What is expected:
Rewrite the material below so that every "x-tick-label" becomes "x-axis-label", with nothing else changed.

*** Stored rows ***

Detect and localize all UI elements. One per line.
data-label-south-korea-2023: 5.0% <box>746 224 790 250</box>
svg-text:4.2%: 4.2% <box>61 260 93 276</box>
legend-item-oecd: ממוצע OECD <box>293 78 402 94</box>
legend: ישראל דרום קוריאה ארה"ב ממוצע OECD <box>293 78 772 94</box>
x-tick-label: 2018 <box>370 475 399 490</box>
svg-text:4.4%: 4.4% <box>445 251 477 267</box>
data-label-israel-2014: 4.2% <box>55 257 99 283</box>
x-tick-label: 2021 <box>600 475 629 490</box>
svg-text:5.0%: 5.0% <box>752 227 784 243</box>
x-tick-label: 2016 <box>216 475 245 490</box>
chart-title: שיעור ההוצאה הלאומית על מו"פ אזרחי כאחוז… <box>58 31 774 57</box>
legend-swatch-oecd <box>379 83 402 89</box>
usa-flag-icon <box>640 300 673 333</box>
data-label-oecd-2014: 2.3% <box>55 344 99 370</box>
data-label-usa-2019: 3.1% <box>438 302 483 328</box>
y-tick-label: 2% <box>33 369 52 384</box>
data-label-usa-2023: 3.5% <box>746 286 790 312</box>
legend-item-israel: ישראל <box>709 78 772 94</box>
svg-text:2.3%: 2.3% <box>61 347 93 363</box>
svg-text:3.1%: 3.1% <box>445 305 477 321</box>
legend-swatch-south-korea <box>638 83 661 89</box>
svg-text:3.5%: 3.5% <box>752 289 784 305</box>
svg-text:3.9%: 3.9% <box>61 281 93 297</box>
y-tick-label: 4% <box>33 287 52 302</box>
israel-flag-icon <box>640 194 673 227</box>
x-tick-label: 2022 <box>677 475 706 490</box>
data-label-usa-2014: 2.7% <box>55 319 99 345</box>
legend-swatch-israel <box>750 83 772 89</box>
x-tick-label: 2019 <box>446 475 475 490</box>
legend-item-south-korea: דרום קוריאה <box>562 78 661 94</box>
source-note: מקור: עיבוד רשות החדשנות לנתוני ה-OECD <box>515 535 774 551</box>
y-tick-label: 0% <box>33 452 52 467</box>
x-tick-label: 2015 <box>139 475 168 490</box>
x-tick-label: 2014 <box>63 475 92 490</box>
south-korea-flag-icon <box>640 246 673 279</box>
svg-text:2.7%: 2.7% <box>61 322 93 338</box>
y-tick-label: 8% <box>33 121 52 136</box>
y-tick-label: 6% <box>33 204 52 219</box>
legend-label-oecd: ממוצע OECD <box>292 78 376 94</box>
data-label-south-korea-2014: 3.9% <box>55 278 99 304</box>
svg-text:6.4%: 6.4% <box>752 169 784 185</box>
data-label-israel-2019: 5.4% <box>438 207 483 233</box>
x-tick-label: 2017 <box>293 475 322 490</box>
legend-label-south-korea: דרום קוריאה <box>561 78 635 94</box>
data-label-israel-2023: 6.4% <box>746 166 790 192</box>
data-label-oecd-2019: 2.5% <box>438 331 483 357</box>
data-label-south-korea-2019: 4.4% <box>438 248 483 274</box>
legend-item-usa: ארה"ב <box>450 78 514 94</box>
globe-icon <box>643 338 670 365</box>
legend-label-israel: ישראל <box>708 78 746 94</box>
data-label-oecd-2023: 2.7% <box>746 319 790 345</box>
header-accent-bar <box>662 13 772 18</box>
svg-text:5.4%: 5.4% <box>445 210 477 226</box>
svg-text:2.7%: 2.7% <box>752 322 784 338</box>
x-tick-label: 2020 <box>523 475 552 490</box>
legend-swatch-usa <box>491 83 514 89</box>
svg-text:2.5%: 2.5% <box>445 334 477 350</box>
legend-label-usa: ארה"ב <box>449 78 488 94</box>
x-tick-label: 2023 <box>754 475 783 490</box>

***

Solution to this task:
Detect and localize all UI elements. One per line.
data-label-south-korea-2023: 5.0% <box>746 224 790 250</box>
svg-text:4.2%: 4.2% <box>61 260 93 276</box>
legend-item-oecd: ממוצע OECD <box>293 78 402 94</box>
legend: ישראל דרום קוריאה ארה"ב ממוצע OECD <box>293 78 772 94</box>
x-axis-label: 2018 <box>370 475 399 490</box>
svg-text:4.4%: 4.4% <box>445 251 477 267</box>
data-label-israel-2014: 4.2% <box>55 257 99 283</box>
x-axis-label: 2021 <box>600 475 629 490</box>
svg-text:5.0%: 5.0% <box>752 227 784 243</box>
x-axis-label: 2016 <box>216 475 245 490</box>
chart-title: שיעור ההוצאה הלאומית על מו"פ אזרחי כאחוז… <box>58 31 774 57</box>
legend-swatch-oecd <box>379 83 402 89</box>
usa-flag-icon <box>640 300 673 333</box>
data-label-oecd-2014: 2.3% <box>55 344 99 370</box>
data-label-usa-2019: 3.1% <box>438 302 483 328</box>
y-tick-label: 2% <box>33 369 52 384</box>
data-label-usa-2023: 3.5% <box>746 286 790 312</box>
legend-item-israel: ישראל <box>709 78 772 94</box>
svg-text:2.3%: 2.3% <box>61 347 93 363</box>
svg-text:3.1%: 3.1% <box>445 305 477 321</box>
legend-swatch-south-korea <box>638 83 661 89</box>
svg-text:3.5%: 3.5% <box>752 289 784 305</box>
svg-text:3.9%: 3.9% <box>61 281 93 297</box>
y-tick-label: 4% <box>33 287 52 302</box>
israel-flag-icon <box>640 194 673 227</box>
x-axis-label: 2022 <box>677 475 706 490</box>
data-label-usa-2014: 2.7% <box>55 319 99 345</box>
legend-swatch-israel <box>750 83 772 89</box>
x-axis-label: 2019 <box>446 475 475 490</box>
legend-item-south-korea: דרום קוריאה <box>562 78 661 94</box>
source-note: מקור: עיבוד רשות החדשנות לנתוני ה-OECD <box>515 535 774 551</box>
y-tick-label: 0% <box>33 452 52 467</box>
x-axis-label: 2015 <box>139 475 168 490</box>
x-axis-label: 2014 <box>63 475 92 490</box>
south-korea-flag-icon <box>640 246 673 279</box>
svg-text:2.7%: 2.7% <box>61 322 93 338</box>
y-tick-label: 8% <box>33 121 52 136</box>
y-tick-label: 6% <box>33 204 52 219</box>
legend-label-oecd: ממוצע OECD <box>292 78 376 94</box>
data-label-south-korea-2014: 3.9% <box>55 278 99 304</box>
svg-text:6.4%: 6.4% <box>752 169 784 185</box>
data-label-israel-2019: 5.4% <box>438 207 483 233</box>
x-axis-label: 2017 <box>293 475 322 490</box>
legend-label-south-korea: דרום קוריאה <box>561 78 635 94</box>
data-label-israel-2023: 6.4% <box>746 166 790 192</box>
data-label-oecd-2019: 2.5% <box>438 331 483 357</box>
data-label-south-korea-2019: 4.4% <box>438 248 483 274</box>
legend-item-usa: ארה"ב <box>450 78 514 94</box>
globe-icon <box>643 338 670 365</box>
legend-label-israel: ישראל <box>708 78 746 94</box>
data-label-oecd-2023: 2.7% <box>746 319 790 345</box>
header-accent-bar <box>662 13 772 18</box>
svg-text:5.4%: 5.4% <box>445 210 477 226</box>
svg-text:2.7%: 2.7% <box>752 322 784 338</box>
x-axis-label: 2020 <box>523 475 552 490</box>
legend-swatch-usa <box>491 83 514 89</box>
svg-text:2.5%: 2.5% <box>445 334 477 350</box>
legend-label-usa: ארה"ב <box>449 78 488 94</box>
x-axis-label: 2023 <box>754 475 783 490</box>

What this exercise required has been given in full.